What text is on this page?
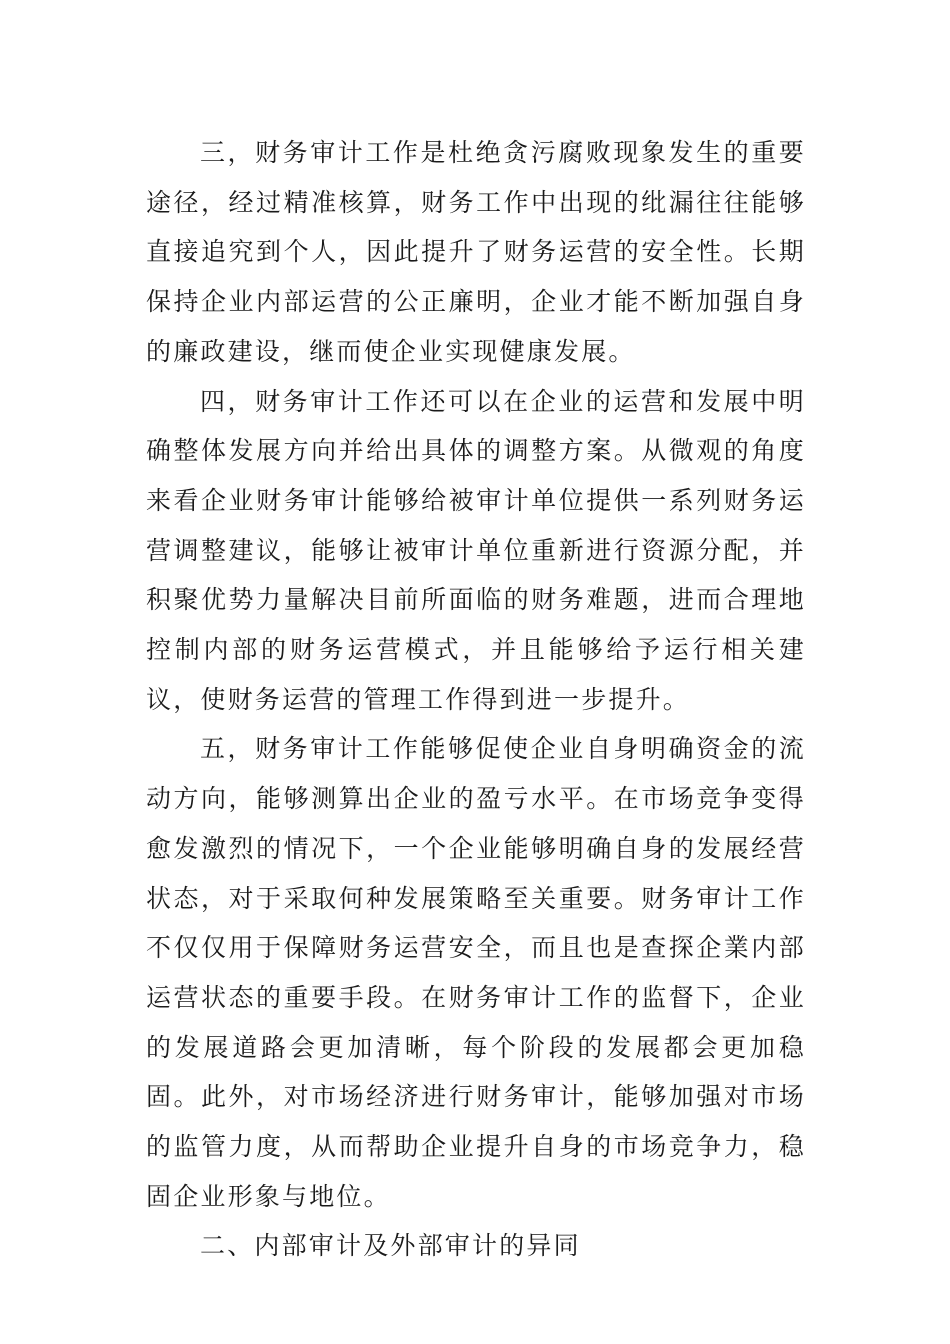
三，财务审计工作是杜绝贪污腐败现象发生的重要途径，经过精准核算，财务工作中出现的纰漏往往能够直接追究到个人，因此提升了财务运营的安全性。长期保持企业内部运营的公正廉明，企业才能不断加强自身的廉政建设，继而使企业实现健康发展。

四，财务审计工作还可以在企业的运营和发展中明确整体发展方向并给出具体的调整方案。从微观的角度来看企业财务审计能够给被审计单位提供一系列财务运营调整建议，能够让被审计单位重新进行资源分配，并积聚优势力量解决目前所面临的财务难题，进而合理地控制内部的财务运营模式，并且能够给予运行相关建议，使财务运营的管理工作得到进一步提升。

五，财务审计工作能够促使企业自身明确资金的流动方向，能够测算出企业的盈亏水平。在市场竞争变得愈发激烈的情况下，一个企业能够明确自身的发展经营状态，对于采取何种发展策略至关重要。财务审计工作不仅仅用于保障财务运营安全，而且也是查探企業内部运营状态的重要手段。在财务审计工作的监督下，企业的发展道路会更加清晰，每个阶段的发展都会更加稳固。此外，对市场经济进行财务审计，能够加强对市场的监管力度，从而帮助企业提升自身的市场竞争力，稳固企业形象与地位。

二、内部审计及外部审计的异同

Exercise objective ->
Print each entry shown above with exact wording and no pictures.

Exercise response ->
What text is on this page?
三，财务审计工作是杜绝贪污腐败现象发生的重要途径，经过精准核算，财务工作中出现的纰漏往往能够直接追究到个人，因此提升了财务运营的安全性。长期保持企业内部运营的公正廉明，企业才能不断加强自身的廉政建设，继而使企业实现健康发展。

四，财务审计工作还可以在企业的运营和发展中明确整体发展方向并给出具体的调整方案。从微观的角度来看企业财务审计能够给被审计单位提供一系列财务运营调整建议，能够让被审计单位重新进行资源分配，并积聚优势力量解决目前所面临的财务难题，进而合理地控制内部的财务运营模式，并且能够给予运行相关建议，使财务运营的管理工作得到进一步提升。

五，财务审计工作能够促使企业自身明确资金的流动方向，能够测算出企业的盈亏水平。在市场竞争变得愈发激烈的情况下，一个企业能够明确自身的发展经营状态，对于采取何种发展策略至关重要。财务审计工作不仅仅用于保障财务运营安全，而且也是查探企業内部运营状态的重要手段。在财务审计工作的监督下，企业的发展道路会更加清晰，每个阶段的发展都会更加稳固。此外，对市场经济进行财务审计，能够加强对市场的监管力度，从而帮助企业提升自身的市场竞争力，稳固企业形象与地位。

二、内部审计及外部审计的异同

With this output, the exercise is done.